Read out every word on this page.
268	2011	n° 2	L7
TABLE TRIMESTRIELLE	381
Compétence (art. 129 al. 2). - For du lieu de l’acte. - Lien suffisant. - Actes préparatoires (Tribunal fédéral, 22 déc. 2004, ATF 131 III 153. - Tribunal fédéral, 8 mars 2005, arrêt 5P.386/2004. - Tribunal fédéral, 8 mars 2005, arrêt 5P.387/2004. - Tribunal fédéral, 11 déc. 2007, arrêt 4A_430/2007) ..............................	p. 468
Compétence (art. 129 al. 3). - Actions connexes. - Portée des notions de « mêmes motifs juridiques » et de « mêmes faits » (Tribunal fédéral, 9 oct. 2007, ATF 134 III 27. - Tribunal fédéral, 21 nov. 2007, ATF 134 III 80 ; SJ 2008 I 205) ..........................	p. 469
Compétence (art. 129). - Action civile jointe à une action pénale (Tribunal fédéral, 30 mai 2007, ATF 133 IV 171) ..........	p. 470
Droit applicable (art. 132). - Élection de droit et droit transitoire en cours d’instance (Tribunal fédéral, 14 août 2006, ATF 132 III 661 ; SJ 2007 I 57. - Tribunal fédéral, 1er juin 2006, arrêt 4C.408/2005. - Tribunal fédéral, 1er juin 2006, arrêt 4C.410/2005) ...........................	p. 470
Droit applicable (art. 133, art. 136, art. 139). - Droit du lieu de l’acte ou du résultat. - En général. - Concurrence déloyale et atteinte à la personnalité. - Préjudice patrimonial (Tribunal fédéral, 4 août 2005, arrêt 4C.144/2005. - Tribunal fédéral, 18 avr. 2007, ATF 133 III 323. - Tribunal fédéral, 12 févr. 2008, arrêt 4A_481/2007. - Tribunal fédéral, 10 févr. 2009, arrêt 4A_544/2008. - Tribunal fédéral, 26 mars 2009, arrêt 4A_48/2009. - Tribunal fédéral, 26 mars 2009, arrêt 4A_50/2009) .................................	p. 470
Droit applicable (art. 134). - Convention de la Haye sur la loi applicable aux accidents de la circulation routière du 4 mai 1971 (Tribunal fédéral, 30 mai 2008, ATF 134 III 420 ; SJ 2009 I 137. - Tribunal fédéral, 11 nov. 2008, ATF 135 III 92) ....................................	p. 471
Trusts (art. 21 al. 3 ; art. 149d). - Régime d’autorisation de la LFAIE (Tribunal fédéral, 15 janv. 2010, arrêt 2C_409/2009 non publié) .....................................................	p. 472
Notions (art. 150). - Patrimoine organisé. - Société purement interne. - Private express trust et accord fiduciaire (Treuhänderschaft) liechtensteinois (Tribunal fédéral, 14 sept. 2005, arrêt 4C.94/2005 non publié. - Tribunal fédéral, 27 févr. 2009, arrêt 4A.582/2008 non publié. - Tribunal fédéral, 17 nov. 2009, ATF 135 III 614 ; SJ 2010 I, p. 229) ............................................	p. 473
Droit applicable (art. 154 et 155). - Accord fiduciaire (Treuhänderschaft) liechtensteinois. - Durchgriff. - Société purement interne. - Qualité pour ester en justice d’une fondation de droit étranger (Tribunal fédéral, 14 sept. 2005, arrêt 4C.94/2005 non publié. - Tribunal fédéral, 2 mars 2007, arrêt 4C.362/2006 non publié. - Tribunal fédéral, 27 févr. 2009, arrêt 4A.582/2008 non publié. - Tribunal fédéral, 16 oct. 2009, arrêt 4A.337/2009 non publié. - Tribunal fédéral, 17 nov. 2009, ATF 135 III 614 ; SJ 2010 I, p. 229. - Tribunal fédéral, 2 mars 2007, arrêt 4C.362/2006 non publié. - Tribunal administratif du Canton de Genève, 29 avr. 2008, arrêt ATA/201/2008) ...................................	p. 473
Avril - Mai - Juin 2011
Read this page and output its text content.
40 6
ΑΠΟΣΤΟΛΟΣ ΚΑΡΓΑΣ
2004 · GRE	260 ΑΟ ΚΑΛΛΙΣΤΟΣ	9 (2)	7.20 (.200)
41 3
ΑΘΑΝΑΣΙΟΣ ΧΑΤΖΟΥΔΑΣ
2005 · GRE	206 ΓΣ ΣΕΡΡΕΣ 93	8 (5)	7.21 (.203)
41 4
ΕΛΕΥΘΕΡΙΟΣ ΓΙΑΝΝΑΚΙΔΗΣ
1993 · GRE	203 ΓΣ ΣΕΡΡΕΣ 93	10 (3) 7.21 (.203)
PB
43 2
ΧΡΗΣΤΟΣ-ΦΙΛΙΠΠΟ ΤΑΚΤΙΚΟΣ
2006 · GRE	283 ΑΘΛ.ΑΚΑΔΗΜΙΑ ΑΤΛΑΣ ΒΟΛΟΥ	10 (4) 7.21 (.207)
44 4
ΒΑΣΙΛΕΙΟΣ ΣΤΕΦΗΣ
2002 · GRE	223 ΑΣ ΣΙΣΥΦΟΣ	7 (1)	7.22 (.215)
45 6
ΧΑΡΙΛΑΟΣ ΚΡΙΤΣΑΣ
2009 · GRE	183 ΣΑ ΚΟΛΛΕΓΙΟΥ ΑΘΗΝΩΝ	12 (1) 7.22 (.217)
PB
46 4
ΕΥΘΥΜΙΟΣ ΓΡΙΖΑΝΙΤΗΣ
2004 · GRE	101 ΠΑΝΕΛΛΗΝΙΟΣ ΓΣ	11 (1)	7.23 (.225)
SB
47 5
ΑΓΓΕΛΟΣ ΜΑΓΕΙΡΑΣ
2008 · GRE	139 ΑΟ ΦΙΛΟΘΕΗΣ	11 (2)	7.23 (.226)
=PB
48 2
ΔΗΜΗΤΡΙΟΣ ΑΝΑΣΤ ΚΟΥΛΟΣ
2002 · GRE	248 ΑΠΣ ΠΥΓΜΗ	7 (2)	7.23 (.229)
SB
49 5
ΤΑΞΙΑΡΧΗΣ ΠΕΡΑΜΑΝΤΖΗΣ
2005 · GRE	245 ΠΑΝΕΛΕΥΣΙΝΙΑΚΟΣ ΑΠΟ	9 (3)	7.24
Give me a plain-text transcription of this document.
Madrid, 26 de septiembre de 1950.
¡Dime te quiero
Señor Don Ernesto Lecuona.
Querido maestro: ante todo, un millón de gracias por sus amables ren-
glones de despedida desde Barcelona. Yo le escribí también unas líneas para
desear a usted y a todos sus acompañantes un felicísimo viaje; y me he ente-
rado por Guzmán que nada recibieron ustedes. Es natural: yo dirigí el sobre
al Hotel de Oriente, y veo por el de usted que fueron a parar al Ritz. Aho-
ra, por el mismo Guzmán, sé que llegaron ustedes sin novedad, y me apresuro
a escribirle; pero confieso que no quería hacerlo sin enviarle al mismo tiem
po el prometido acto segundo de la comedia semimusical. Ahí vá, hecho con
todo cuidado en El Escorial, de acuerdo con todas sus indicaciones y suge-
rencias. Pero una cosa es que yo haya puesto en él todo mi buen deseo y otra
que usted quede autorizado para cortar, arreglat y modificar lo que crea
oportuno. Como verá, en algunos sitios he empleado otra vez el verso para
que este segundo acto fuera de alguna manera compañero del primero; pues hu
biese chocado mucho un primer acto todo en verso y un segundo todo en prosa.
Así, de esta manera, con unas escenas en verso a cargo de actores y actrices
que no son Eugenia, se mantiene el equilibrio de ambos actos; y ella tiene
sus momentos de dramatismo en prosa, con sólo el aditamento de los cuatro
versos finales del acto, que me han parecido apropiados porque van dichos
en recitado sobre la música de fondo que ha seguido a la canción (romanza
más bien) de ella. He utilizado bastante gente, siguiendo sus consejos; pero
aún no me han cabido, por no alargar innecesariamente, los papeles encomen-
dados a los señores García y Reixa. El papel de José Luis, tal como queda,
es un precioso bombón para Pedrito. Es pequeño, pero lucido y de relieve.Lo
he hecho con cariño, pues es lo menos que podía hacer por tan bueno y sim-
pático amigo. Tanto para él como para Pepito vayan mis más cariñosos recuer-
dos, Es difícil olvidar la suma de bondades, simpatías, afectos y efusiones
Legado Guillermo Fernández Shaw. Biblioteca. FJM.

##############################

* [Task objective]: Find the word "fiduciaire" in the records and pull out each line that has it.

* [Final answer]:
Notions (art. 150). - Patrimoine organisé. - Société purement interne. - Private express trust et accord fiduciaire (Treuhänderschaft) liechtensteinois (Tribunal fédéral, 14 sept. 2005, arrêt 4C.94/2005 non publié. - Tribunal fédéral, 27 févr. 2009, arrêt 4A.582/2008 non publié. - Tribunal fédéral, 17 nov. 2009, ATF 135 III 614 ; SJ 2010 I, p. 229) ............................................	p. 473
Droit applicable (art. 154 et 155). - Accord fiduciaire (Treuhänderschaft) liechtensteinois. - Durchgriff. - Société purement interne. - Qualité pour ester en justice d’une fondation de droit étranger (Tribunal fédéral, 14 sept. 2005, arrêt 4C.94/2005 non publié. - Tribunal fédéral, 2 mars 2007, arrêt 4C.362/2006 non publié. - Tribunal fédéral, 27 févr. 2009, arrêt 4A.582/2008 non publié. - Tribunal fédéral, 16 oct. 2009, arrêt 4A.337/2009 non publié. - Tribunal fédéral, 17 nov. 2009, ATF 135 III 614 ; SJ 2010 I, p. 229. - Tribunal fédéral, 2 mars 2007, arrêt 4C.362/2006 non publié. - Tribunal administratif du Canton de Genève, 29 avr. 2008, arrêt ATA/201/2008) ...................................	p. 473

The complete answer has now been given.